** Exercise requirements **
Can you output the records below exactly as they are written?

** Dataset **
========================================

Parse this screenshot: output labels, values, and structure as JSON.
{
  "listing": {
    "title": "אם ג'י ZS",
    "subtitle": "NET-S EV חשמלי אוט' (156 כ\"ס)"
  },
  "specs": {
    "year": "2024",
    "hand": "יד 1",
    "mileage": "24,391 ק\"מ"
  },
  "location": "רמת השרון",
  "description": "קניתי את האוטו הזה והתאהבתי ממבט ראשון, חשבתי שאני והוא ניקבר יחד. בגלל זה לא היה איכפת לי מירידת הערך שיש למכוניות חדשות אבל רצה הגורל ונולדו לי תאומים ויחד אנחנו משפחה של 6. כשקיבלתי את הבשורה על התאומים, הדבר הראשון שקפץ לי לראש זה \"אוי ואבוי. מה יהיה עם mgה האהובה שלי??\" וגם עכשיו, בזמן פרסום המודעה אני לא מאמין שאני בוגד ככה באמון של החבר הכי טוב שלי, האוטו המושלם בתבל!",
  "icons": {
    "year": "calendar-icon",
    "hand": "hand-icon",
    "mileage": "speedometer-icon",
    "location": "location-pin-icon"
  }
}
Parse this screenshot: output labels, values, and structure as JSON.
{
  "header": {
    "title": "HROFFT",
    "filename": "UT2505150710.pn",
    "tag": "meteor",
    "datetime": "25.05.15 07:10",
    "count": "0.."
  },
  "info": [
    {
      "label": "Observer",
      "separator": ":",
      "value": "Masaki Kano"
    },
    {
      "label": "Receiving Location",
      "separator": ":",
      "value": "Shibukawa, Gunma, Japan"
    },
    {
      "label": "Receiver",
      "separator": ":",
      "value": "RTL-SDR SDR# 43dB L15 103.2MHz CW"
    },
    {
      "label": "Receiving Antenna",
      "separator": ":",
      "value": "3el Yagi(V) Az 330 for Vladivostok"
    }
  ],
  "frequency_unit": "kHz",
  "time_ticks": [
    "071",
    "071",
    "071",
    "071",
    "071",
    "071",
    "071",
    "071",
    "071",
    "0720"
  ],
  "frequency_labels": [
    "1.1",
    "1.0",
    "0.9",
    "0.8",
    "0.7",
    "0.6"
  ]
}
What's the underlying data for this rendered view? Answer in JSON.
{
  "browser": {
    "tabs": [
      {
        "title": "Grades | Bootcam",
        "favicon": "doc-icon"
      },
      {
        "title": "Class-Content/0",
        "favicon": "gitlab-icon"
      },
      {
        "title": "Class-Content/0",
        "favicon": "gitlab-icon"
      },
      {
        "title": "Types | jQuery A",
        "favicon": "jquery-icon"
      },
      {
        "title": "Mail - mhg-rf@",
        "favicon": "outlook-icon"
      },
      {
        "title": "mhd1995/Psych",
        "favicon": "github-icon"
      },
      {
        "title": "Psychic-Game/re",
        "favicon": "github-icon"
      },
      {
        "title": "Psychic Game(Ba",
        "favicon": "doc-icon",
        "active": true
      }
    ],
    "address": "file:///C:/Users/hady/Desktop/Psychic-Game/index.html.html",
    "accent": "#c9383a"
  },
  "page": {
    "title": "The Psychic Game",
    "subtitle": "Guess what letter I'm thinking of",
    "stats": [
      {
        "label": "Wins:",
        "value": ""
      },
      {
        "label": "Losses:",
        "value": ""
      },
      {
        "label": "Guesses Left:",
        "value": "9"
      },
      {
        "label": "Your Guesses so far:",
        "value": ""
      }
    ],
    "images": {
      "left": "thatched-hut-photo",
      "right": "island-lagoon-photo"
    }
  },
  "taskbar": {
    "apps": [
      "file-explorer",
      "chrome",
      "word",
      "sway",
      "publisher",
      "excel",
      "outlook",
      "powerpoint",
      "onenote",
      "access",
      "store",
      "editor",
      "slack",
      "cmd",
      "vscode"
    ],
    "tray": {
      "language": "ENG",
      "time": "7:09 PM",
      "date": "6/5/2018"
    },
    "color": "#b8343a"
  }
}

========================================

** The result **
Parse this screenshot: output labels, values, and structure as JSON.
{
  "listing": {
    "title": "אם ג'י ZS",
    "subtitle": "NET-S EV חשמלי אוט' (156 כ\"ס)"
  },
  "specs": {
    "year": "2024",
    "hand": "יד 1",
    "mileage": "24,391 ק\"מ"
  },
  "location": "רמת השרון",
  "description": "קניתי את האוטו הזה והתאהבתי ממבט ראשון, חשבתי שאני והוא ניקבר יחד. בגלל זה לא היה איכפת לי מירידת הערך שיש למכוניות חדשות אבל רצה הגורל ונולדו לי תאומים ויחד אנחנו משפחה של 6. כשקיבלתי את הבשורה על התאומים, הדבר הראשון שקפץ לי לראש זה \"אוי ואבוי. מה יהיה עם mgה האהובה שלי??\" וגם עכשיו, בזמן פרסום המודעה אני לא מאמין שאני בוגד ככה באמון של החבר הכי טוב שלי, האוטו המושלם בתבל!",
  "icons": {
    "year": "calendar-icon",
    "hand": "hand-icon",
    "mileage": "speedometer-icon",
    "location": "location-pin-icon"
  }
}
Parse this screenshot: output labels, values, and structure as JSON.
{
  "header": {
    "title": "HROFFT",
    "filename": "UT2505150710.pn",
    "tag": "meteor",
    "datetime": "25.05.15 07:10",
    "count": "0.."
  },
  "info": [
    {
      "label": "Observer",
      "separator": ":",
      "value": "Masaki Kano"
    },
    {
      "label": "Receiving Location",
      "separator": ":",
      "value": "Shibukawa, Gunma, Japan"
    },
    {
      "label": "Receiver",
      "separator": ":",
      "value": "RTL-SDR SDR# 43dB L15 103.2MHz CW"
    },
    {
      "label": "Receiving Antenna",
      "separator": ":",
      "value": "3el Yagi(V) Az 330 for Vladivostok"
    }
  ],
  "frequency_unit": "kHz",
  "time_ticks": [
    "071",
    "071",
    "071",
    "071",
    "071",
    "071",
    "071",
    "071",
    "071",
    "0720"
  ],
  "frequency_labels": [
    "1.1",
    "1.0",
    "0.9",
    "0.8",
    "0.7",
    "0.6"
  ]
}
What's the underlying data for this rendered view? Answer in JSON.
{
  "browser": {
    "tabs": [
      {
        "title": "Grades | Bootcam",
        "favicon": "doc-icon"
      },
      {
        "title": "Class-Content/0",
        "favicon": "gitlab-icon"
      },
      {
        "title": "Class-Content/0",
        "favicon": "gitlab-icon"
      },
      {
        "title": "Types | jQuery A",
        "favicon": "jquery-icon"
      },
      {
        "title": "Mail - mhg-rf@",
        "favicon": "outlook-icon"
      },
      {
        "title": "mhd1995/Psych",
        "favicon": "github-icon"
      },
      {
        "title": "Psychic-Game/re",
        "favicon": "github-icon"
      },
      {
        "title": "Psychic Game(Ba",
        "favicon": "doc-icon",
        "active": true
      }
    ],
    "address": "file:///C:/Users/hady/Desktop/Psychic-Game/index.html.html",
    "accent": "#c9383a"
  },
  "page": {
    "title": "The Psychic Game",
    "subtitle": "Guess what letter I'm thinking of",
    "stats": [
      {
        "label": "Wins:",
        "value": ""
      },
      {
        "label": "Losses:",
        "value": ""
      },
      {
        "label": "Guesses Left:",
        "value": "9"
      },
      {
        "label": "Your Guesses so far:",
        "value": ""
      }
    ],
    "images": {
      "left": "thatched-hut-photo",
      "right": "island-lagoon-photo"
    }
  },
  "taskbar": {
    "apps": [
      "file-explorer",
      "chrome",
      "word",
      "sway",
      "publisher",
      "excel",
      "outlook",
      "powerpoint",
      "onenote",
      "access",
      "store",
      "editor",
      "slack",
      "cmd",
      "vscode"
    ],
    "tray": {
      "language": "ENG",
      "time": "7:09 PM",
      "date": "6/5/2018"
    },
    "color": "#b8343a"
  }
}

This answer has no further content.